§ Source records
***
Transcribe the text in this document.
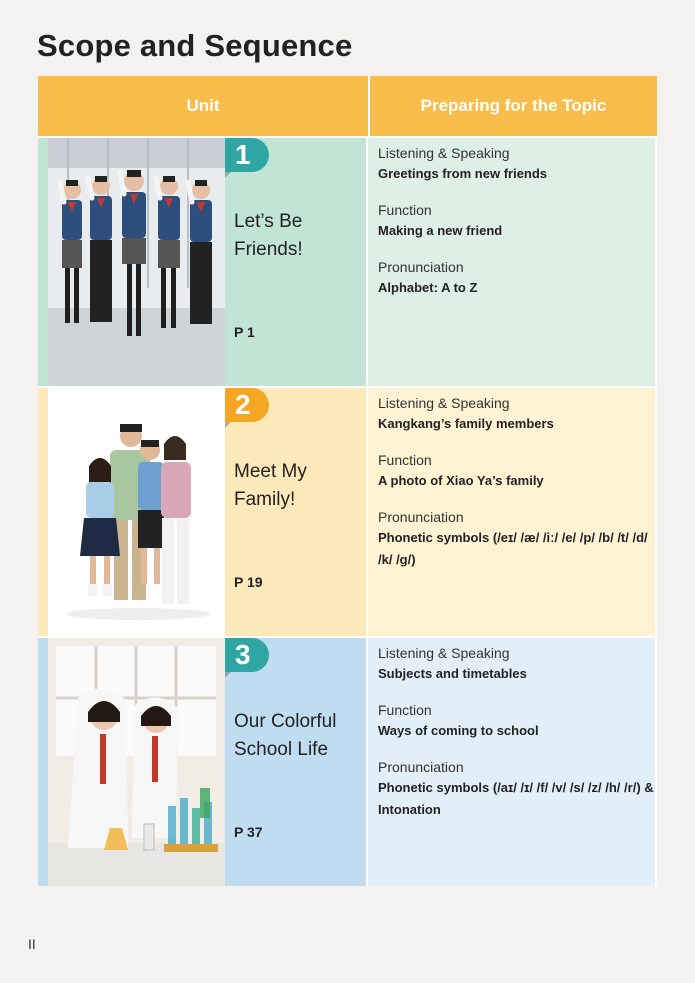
Scope and Sequence
Unit	Preparing for the Topic
1
Let’s Be Friends!
P 1
Listening & Speaking
Greetings from new friends
Function
Making a new friend
Pronunciation
Alphabet: A to Z
2
Meet My Family!
P 19
Listening & Speaking
Kangkang’s family members
Function
A photo of Xiao Ya’s family
Pronunciation
Phonetic symbols (/eɪ/ /æ/ /iː/ /e/ /p/ /b/ /t/ /d/ /k/ /ɡ/)
3
Our Colorful School Life
P 37
Listening & Speaking
Subjects and timetables
Function
Ways of coming to school
Pronunciation
Phonetic symbols (/aɪ/ /ɪ/ /f/ /v/ /s/ /z/ /h/ /r/) & Intonation
II
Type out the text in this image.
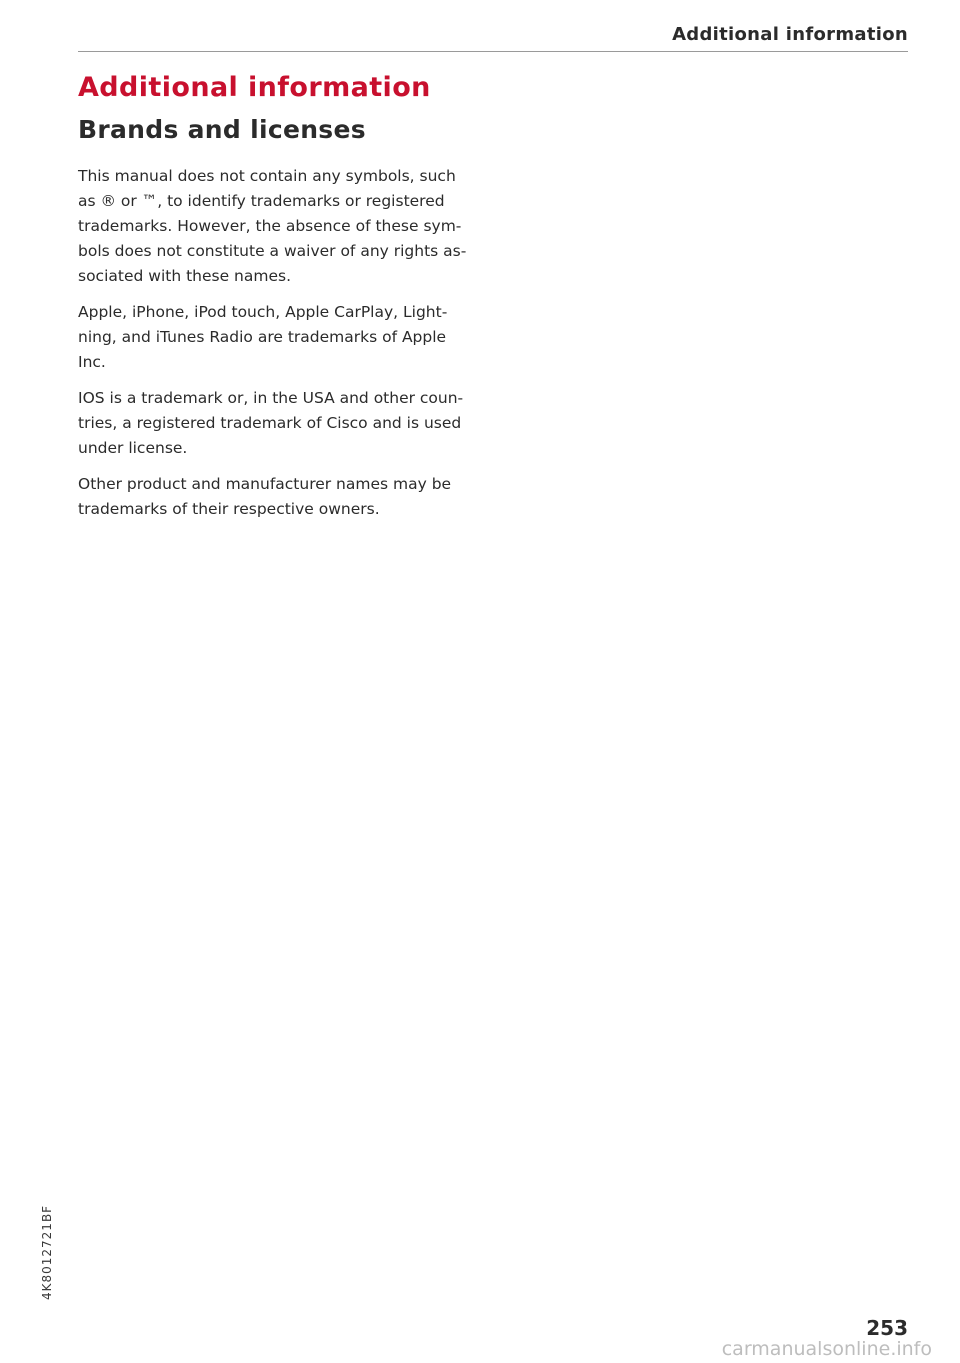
Additional information
Additional information
Brands and licenses

This manual does not contain any symbols, such
as ® or ™, to identify trademarks or registered
trademarks. However, the absence of these sym-
bols does not constitute a waiver of any rights as-
sociated with these names.

Apple, iPhone, iPod touch, Apple CarPlay, Light-
ning, and iTunes Radio are trademarks of Apple
Inc.

IOS is a trademark or, in the USA and other coun-
tries, a registered trademark of Cisco and is used
under license.

Other product and manufacturer names may be
trademarks of their respective owners.

4K8012721BF
253
carmanualsonline.info
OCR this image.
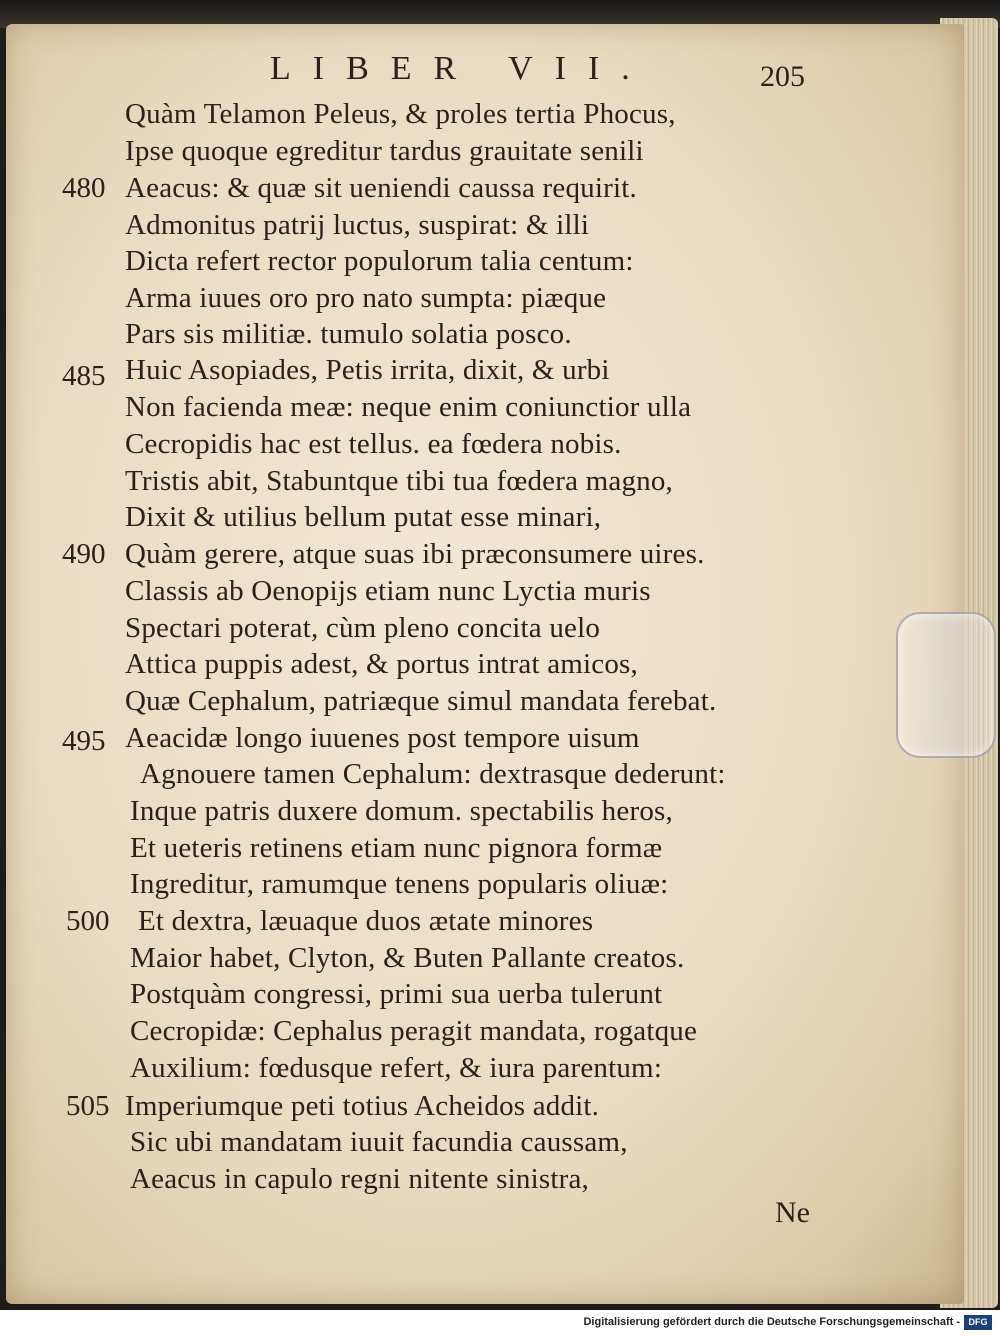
LIBER VII.	205
Quàm Telamon Peleus, & proles tertia Phocus,
Ipse quoque egreditur tardus grauitate senili
Aeacus: & quæ sit ueniendi caussa requirit.
Admonitus patrij luctus, suspirat: & illi
Dicta refert rector populorum talia centum:
Arma iuues oro pro nato sumpta: piæque
Pars sis militiæ. tumulo solatia posco.
Huic Asopiades, Petis irrita, dixit, & urbi
Non facienda meæ: neque enim coniunctior ulla
Cecropidis hac est tellus. ea fœdera nobis.
Tristis abit, Stabuntque tibi tua fœdera magno,
Dixit & utilius bellum putat esse minari,
Quàm gerere, atque suas ibi præconsumere uires.
Classis ab Oenopijs etiam nunc Lyctia muris
Spectari poterat, cùm pleno concita uelo
Attica puppis adest, & portus intrat amicos,
Quæ Cephalum, patriæque simul mandata ferebat.
Aeacidæ longo iuuenes post tempore uisum
Agnouere tamen Cephalum: dextrasque dederunt:
Inque patris duxere domum. spectabilis heros,
Et ueteris retinens etiam nunc pignora formæ
Ingreditur, ramumque tenens popularis oliuæ:
Et dextra, læuaque duos ætate minores
Maior habet, Clyton, & Buten Pallante creatos.
Postquàm congressi, primi sua uerba tulerunt
Cecropidæ: Cephalus peragit mandata, rogatque
Auxilium: fœdusque refert, & iura parentum:
Imperiumque peti totius Acheidos addit.
Sic ubi mandatam iuuit facundia caussam,
Aeacus in capulo regni nitente sinistra,
480
485
490
495
500
505
Ne
Digitalisierung gefördert durch die Deutsche Forschungsgemeinschaft - DFG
***
§ SET PROBLEM
Verbatim reproduction of every record is required; images are left out.

§ WRITTEN SOLUTION
Transcribe the text in this document.
Scope and Sequence
Unit	Preparing for the Topic
1
Let’s Be Friends!
P 1
Listening & Speaking
Greetings from new friends
Function
Making a new friend
Pronunciation
Alphabet: A to Z
2
Meet My Family!
P 19
Listening & Speaking
Kangkang’s family members
Function
A photo of Xiao Ya’s family
Pronunciation
Phonetic symbols (/eɪ/ /æ/ /iː/ /e/ /p/ /b/ /t/ /d/ /k/ /ɡ/)
3
Our Colorful School Life
P 37
Listening & Speaking
Subjects and timetables
Function
Ways of coming to school
Pronunciation
Phonetic symbols (/aɪ/ /ɪ/ /f/ /v/ /s/ /z/ /h/ /r/) & Intonation
II
Type out the text in this image.
Additional information
Additional information
Brands and licenses

This manual does not contain any symbols, such
as ® or ™, to identify trademarks or registered
trademarks. However, the absence of these sym-
bols does not constitute a waiver of any rights as-
sociated with these names.

Apple, iPhone, iPod touch, Apple CarPlay, Light-
ning, and iTunes Radio are trademarks of Apple
Inc.

IOS is a trademark or, in the USA and other coun-
tries, a registered trademark of Cisco and is used
under license.

Other product and manufacturer names may be
trademarks of their respective owners.

4K8012721BF
253
carmanualsonline.info
OCR this image.
LIBER VII.	205
Quàm Telamon Peleus, & proles tertia Phocus,
Ipse quoque egreditur tardus grauitate senili
Aeacus: & quæ sit ueniendi caussa requirit.
Admonitus patrij luctus, suspirat: & illi
Dicta refert rector populorum talia centum:
Arma iuues oro pro nato sumpta: piæque
Pars sis militiæ. tumulo solatia posco.
Huic Asopiades, Petis irrita, dixit, & urbi
Non facienda meæ: neque enim coniunctior ulla
Cecropidis hac est tellus. ea fœdera nobis.
Tristis abit, Stabuntque tibi tua fœdera magno,
Dixit & utilius bellum putat esse minari,
Quàm gerere, atque suas ibi præconsumere uires.
Classis ab Oenopijs etiam nunc Lyctia muris
Spectari poterat, cùm pleno concita uelo
Attica puppis adest, & portus intrat amicos,
Quæ Cephalum, patriæque simul mandata ferebat.
Aeacidæ longo iuuenes post tempore uisum
Agnouere tamen Cephalum: dextrasque dederunt:
Inque patris duxere domum. spectabilis heros,
Et ueteris retinens etiam nunc pignora formæ
Ingreditur, ramumque tenens popularis oliuæ:
Et dextra, læuaque duos ætate minores
Maior habet, Clyton, & Buten Pallante creatos.
Postquàm congressi, primi sua uerba tulerunt
Cecropidæ: Cephalus peragit mandata, rogatque
Auxilium: fœdusque refert, & iura parentum:
Imperiumque peti totius Acheidos addit.
Sic ubi mandatam iuuit facundia caussam,
Aeacus in capulo regni nitente sinistra,
480
485
490
495
500
505
Ne
Digitalisierung gefördert durch die Deutsche Forschungsgemeinschaft - DFG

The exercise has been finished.